Task directions -> Which lines hold the word "financing"? Copy each of them.

** start of Source records **

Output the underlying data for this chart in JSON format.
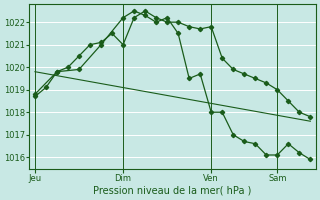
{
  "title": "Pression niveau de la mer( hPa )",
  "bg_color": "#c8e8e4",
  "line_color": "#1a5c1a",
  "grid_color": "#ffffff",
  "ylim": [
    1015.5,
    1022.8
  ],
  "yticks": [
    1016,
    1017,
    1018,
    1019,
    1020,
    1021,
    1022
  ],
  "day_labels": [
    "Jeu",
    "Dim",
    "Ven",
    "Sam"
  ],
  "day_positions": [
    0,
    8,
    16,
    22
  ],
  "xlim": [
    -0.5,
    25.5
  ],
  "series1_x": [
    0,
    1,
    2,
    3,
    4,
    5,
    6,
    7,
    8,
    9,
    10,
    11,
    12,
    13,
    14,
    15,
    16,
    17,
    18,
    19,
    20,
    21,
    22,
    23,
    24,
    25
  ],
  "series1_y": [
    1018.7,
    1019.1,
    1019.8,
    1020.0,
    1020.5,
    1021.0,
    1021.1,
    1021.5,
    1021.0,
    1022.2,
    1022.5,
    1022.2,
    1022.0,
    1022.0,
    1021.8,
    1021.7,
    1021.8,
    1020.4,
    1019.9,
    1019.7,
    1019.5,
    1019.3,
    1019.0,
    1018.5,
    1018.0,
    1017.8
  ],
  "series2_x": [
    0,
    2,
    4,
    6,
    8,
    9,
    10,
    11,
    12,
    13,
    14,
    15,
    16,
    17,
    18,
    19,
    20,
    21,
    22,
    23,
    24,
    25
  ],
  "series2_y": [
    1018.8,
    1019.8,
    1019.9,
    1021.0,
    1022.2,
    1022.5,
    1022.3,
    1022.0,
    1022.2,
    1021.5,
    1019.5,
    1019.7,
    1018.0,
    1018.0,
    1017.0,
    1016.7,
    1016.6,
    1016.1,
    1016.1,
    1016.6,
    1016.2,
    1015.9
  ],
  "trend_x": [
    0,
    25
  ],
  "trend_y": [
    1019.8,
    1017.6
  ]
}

** end of Source records **
** start of Source records **

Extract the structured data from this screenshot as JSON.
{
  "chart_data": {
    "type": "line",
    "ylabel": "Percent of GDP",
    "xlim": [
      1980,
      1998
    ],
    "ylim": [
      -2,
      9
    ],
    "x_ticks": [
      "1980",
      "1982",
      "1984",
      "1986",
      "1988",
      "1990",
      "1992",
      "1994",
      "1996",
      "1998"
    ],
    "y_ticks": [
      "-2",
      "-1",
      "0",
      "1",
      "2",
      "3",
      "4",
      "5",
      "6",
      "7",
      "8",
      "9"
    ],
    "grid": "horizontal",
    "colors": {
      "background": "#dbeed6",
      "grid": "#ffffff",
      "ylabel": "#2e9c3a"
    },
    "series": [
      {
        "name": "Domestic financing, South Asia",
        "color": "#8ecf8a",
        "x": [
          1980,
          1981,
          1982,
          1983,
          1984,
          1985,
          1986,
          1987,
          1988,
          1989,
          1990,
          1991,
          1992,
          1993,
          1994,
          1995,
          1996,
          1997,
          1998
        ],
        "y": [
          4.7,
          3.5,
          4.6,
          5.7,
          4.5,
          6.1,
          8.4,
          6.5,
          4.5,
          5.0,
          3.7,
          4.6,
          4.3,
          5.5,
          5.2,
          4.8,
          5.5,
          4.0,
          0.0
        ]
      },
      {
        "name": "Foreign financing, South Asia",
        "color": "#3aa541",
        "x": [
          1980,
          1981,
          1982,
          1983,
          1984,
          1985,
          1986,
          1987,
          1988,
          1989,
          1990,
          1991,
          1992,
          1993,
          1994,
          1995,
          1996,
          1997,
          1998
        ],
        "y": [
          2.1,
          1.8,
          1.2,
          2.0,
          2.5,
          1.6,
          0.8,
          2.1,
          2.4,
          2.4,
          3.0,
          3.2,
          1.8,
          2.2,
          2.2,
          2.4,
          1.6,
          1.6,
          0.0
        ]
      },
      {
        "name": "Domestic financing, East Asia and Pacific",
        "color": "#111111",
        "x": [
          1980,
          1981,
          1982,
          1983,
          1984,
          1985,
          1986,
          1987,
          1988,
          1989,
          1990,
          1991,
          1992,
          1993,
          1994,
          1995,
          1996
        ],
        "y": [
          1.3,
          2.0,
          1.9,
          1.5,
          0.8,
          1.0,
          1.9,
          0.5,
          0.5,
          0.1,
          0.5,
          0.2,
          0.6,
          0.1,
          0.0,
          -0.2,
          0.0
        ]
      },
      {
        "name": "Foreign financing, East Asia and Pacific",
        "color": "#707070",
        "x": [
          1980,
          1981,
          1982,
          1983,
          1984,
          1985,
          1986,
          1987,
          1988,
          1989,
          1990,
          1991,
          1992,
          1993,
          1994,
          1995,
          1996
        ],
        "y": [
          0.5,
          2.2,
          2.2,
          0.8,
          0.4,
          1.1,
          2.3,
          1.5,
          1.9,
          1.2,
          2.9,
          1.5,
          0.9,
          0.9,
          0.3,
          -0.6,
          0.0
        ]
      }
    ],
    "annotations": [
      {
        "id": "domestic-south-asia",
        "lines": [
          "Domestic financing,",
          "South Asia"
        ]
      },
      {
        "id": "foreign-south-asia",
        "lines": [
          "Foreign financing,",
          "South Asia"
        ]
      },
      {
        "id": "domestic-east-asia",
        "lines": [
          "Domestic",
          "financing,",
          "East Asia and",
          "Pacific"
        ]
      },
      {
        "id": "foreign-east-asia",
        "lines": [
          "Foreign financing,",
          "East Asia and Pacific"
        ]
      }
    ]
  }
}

** end of Source records **
** start of Source records **

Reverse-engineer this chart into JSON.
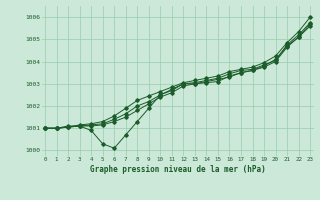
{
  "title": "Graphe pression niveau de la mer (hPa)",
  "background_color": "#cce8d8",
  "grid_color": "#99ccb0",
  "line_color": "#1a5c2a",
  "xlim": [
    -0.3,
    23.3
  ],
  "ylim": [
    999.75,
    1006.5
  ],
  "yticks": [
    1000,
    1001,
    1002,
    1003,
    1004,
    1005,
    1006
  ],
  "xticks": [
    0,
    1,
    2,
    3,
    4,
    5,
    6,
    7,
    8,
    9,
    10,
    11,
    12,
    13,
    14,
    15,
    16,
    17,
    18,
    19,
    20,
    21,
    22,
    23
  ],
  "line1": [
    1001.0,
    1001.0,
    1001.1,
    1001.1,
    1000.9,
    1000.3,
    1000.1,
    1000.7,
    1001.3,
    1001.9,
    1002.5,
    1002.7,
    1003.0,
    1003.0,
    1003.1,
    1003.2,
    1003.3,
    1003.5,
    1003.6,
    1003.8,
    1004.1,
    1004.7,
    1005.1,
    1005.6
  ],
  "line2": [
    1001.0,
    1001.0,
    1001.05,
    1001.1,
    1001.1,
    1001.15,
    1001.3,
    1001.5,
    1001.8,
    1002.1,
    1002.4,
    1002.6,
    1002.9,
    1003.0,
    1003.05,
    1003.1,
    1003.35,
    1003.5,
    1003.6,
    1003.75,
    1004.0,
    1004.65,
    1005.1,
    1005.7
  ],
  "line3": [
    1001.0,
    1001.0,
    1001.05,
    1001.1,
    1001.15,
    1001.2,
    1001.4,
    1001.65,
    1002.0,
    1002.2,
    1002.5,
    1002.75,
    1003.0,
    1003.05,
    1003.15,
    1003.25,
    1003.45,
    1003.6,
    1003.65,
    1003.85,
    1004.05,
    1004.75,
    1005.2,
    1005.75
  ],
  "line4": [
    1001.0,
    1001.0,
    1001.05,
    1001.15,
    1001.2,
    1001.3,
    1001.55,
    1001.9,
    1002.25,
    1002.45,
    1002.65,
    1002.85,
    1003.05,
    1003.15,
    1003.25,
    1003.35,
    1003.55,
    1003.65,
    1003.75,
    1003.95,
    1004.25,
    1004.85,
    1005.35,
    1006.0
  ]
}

** end of Source records **

Written response ->
        "name": "Domestic financing, South Asia",
        "name": "Foreign financing, South Asia",
        "name": "Domestic financing, East Asia and Pacific",
        "name": "Foreign financing, East Asia and Pacific",
          "Domestic financing,",
          "Foreign financing,",
          "financing,",
          "Foreign financing,",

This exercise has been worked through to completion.